:: Given exercise ::
In the data below, find every line with the string "connections" and pull it out.

>> start Provided data

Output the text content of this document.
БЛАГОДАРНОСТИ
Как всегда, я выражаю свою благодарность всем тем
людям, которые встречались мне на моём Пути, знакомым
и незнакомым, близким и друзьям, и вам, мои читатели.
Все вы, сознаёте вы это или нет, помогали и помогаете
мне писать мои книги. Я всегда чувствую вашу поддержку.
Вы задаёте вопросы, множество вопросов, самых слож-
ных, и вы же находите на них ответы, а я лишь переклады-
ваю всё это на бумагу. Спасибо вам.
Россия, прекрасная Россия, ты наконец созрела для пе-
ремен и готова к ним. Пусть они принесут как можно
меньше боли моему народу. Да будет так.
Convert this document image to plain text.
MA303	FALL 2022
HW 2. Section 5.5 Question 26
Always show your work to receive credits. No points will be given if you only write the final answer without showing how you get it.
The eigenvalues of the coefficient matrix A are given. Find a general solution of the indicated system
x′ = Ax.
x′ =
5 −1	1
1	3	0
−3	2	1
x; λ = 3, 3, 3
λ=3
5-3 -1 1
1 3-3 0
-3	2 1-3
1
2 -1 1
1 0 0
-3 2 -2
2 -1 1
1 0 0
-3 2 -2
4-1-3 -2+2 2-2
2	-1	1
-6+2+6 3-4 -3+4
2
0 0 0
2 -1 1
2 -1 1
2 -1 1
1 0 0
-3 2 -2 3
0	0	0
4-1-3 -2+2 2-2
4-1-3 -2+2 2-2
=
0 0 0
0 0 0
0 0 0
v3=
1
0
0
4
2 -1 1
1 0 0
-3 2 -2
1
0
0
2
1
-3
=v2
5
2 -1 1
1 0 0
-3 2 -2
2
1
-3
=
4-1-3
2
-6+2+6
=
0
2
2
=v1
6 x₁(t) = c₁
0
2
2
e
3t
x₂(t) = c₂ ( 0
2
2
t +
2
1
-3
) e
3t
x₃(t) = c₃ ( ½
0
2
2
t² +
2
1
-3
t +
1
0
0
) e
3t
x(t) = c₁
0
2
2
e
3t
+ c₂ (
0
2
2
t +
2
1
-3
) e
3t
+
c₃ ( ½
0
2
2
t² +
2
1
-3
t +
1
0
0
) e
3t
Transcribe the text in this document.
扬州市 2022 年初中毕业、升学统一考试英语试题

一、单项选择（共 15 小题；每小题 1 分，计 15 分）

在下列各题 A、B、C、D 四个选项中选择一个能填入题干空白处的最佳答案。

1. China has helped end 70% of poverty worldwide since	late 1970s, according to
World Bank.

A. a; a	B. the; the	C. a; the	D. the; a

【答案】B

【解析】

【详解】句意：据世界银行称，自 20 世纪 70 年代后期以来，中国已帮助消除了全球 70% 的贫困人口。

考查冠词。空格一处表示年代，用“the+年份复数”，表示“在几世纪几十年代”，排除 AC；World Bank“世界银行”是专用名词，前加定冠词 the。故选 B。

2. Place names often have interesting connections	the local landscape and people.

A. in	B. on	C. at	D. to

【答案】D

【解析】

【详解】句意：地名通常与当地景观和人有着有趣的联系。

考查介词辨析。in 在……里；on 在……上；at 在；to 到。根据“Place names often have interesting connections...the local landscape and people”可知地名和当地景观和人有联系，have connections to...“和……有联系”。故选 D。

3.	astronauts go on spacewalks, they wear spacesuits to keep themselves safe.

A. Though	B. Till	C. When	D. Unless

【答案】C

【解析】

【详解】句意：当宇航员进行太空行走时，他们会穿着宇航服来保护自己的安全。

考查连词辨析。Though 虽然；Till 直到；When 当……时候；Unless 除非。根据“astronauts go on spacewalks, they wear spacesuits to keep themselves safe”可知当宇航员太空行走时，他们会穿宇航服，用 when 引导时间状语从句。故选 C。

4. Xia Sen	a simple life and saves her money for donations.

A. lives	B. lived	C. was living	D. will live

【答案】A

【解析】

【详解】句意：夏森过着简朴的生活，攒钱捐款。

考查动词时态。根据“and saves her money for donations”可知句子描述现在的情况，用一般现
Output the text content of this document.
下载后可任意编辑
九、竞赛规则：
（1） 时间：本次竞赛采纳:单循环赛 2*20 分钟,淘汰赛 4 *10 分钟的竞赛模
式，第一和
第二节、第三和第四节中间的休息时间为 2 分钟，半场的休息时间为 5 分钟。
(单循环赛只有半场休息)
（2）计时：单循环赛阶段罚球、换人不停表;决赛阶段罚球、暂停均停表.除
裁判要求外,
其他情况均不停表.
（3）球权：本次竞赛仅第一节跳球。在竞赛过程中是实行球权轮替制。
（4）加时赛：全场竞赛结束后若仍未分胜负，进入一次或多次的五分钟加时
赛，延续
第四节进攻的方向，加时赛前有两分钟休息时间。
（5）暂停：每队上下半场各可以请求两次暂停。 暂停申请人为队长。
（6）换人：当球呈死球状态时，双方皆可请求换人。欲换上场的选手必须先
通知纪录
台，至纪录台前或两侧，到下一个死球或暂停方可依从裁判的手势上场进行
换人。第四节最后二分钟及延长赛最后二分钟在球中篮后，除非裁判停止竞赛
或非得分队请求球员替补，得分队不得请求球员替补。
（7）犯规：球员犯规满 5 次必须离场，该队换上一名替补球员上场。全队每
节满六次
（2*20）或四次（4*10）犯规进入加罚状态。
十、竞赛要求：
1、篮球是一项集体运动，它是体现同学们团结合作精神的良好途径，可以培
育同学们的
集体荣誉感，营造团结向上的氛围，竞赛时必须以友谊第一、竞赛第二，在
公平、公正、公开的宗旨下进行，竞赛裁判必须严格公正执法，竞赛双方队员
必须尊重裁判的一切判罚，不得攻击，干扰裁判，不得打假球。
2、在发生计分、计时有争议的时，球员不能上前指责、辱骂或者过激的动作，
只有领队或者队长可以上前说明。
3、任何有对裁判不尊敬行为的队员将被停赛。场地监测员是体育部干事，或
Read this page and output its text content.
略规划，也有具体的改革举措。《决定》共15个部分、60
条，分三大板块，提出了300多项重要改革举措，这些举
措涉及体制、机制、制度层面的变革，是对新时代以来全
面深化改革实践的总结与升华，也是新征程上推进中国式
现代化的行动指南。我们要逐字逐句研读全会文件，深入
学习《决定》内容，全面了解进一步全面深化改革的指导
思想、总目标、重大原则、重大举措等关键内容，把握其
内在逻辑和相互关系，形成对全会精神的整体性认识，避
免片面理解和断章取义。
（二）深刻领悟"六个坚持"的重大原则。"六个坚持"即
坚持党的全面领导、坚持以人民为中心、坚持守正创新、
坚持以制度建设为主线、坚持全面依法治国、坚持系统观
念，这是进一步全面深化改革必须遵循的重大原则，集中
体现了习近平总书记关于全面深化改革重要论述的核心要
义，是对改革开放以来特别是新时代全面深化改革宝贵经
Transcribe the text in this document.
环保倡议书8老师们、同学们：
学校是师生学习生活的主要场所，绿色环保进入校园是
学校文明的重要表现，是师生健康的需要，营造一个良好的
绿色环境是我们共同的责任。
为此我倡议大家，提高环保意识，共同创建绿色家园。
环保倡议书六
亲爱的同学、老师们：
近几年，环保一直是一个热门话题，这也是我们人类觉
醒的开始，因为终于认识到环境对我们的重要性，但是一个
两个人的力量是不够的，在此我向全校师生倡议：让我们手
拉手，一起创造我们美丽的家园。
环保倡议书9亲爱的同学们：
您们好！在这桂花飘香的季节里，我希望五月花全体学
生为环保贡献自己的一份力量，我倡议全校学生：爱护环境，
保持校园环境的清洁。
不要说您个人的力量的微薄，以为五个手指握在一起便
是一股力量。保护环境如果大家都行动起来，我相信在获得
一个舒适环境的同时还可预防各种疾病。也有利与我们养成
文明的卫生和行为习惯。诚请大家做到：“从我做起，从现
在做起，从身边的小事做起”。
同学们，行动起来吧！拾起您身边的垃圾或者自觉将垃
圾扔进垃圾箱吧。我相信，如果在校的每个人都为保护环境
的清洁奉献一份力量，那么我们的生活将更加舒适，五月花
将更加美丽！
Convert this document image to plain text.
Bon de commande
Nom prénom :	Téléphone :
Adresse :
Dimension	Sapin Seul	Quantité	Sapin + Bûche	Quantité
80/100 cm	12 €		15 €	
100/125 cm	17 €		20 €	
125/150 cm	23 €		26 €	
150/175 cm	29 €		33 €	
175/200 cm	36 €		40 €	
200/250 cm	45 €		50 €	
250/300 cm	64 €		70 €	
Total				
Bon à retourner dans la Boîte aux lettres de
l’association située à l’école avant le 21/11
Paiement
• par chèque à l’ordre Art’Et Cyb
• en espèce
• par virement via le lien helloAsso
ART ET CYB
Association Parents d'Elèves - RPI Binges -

>> end Provided data

:: Written response ::
2. Place names often have interesting connections	the local landscape and people.
考查介词辨析。in 在……里；on 在……上；at 在；to 到。根据“Place names often have interesting connections...the local landscape and people”可知地名和当地景观和人有联系，have connections to...“和……有联系”。故选 D。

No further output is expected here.